SHORT EXERCISE ▸ Check every line of the data below for the string "primera", and copy the ones that hold it.

====== LISTED ENTRIES

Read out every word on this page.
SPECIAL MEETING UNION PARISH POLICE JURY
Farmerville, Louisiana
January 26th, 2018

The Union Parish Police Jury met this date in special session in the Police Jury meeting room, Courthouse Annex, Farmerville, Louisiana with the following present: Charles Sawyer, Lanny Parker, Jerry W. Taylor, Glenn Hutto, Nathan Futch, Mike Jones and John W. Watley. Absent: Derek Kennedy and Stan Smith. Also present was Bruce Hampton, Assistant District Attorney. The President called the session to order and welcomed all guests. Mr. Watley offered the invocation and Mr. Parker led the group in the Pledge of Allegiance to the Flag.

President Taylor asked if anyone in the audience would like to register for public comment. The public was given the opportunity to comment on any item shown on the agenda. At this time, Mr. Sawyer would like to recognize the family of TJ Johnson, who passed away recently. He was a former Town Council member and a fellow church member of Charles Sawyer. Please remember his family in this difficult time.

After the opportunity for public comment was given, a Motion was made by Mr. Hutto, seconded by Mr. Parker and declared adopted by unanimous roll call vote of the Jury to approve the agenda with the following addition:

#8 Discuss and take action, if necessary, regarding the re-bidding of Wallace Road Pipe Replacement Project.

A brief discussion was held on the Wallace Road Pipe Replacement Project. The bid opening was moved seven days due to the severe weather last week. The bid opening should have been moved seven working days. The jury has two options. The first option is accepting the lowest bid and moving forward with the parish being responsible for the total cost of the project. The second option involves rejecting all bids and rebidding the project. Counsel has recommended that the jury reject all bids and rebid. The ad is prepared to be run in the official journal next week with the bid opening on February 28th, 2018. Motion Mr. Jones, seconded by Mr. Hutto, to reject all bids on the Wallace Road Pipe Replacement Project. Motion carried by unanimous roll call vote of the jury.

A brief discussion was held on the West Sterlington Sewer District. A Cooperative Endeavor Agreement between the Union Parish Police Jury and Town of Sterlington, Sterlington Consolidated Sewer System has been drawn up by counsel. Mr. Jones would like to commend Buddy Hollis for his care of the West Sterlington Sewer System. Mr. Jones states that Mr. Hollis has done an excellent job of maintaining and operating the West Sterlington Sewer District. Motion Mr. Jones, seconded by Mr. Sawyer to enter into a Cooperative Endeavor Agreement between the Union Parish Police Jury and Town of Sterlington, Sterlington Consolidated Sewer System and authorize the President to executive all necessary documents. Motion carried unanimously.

============
====== LISTED ENTRIES

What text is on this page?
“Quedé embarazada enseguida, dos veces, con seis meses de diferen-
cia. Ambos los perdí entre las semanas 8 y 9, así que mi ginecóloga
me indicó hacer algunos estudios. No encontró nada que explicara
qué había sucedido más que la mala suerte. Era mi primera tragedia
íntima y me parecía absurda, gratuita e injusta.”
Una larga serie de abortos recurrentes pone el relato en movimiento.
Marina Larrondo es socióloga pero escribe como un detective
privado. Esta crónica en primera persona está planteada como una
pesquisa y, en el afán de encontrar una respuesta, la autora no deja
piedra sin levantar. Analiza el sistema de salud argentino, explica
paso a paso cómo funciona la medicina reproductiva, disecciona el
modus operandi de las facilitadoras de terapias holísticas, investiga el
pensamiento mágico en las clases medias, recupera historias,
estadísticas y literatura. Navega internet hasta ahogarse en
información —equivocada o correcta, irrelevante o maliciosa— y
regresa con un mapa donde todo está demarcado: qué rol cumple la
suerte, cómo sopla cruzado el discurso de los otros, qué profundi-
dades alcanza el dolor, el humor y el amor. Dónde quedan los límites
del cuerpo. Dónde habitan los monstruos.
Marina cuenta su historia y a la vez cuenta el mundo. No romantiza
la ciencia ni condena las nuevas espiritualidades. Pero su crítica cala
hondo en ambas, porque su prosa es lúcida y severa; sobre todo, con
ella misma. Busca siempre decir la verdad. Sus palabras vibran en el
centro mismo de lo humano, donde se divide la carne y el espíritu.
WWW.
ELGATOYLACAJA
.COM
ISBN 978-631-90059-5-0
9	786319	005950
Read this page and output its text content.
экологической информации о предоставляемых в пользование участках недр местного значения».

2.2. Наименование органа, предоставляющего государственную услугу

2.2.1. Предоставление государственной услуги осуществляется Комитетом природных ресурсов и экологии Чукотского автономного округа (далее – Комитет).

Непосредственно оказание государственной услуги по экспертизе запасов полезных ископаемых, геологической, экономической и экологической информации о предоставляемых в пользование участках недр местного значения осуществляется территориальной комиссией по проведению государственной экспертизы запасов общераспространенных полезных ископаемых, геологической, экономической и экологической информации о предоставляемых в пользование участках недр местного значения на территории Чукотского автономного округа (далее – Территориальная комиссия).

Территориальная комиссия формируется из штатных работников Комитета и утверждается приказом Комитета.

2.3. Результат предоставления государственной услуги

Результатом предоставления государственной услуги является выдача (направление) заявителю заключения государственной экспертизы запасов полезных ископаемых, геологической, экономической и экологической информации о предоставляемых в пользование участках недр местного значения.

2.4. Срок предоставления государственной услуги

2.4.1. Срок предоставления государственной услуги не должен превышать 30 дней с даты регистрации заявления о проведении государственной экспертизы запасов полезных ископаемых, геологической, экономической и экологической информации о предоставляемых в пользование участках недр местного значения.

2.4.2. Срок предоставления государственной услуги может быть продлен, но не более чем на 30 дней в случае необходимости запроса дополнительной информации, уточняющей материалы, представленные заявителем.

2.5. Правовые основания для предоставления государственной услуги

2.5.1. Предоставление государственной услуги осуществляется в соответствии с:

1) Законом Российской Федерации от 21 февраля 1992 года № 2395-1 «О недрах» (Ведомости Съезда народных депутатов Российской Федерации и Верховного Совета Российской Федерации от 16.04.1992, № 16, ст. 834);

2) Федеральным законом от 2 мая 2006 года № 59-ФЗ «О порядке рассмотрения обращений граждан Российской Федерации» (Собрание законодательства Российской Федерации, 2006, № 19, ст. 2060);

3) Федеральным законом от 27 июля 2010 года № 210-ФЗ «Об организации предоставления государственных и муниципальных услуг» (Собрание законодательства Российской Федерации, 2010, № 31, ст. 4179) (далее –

============

REPLY ▸
qué había sucedido más que la mala suerte. Era mi primera tragedia
privado. Esta crónica en primera persona está planteada como una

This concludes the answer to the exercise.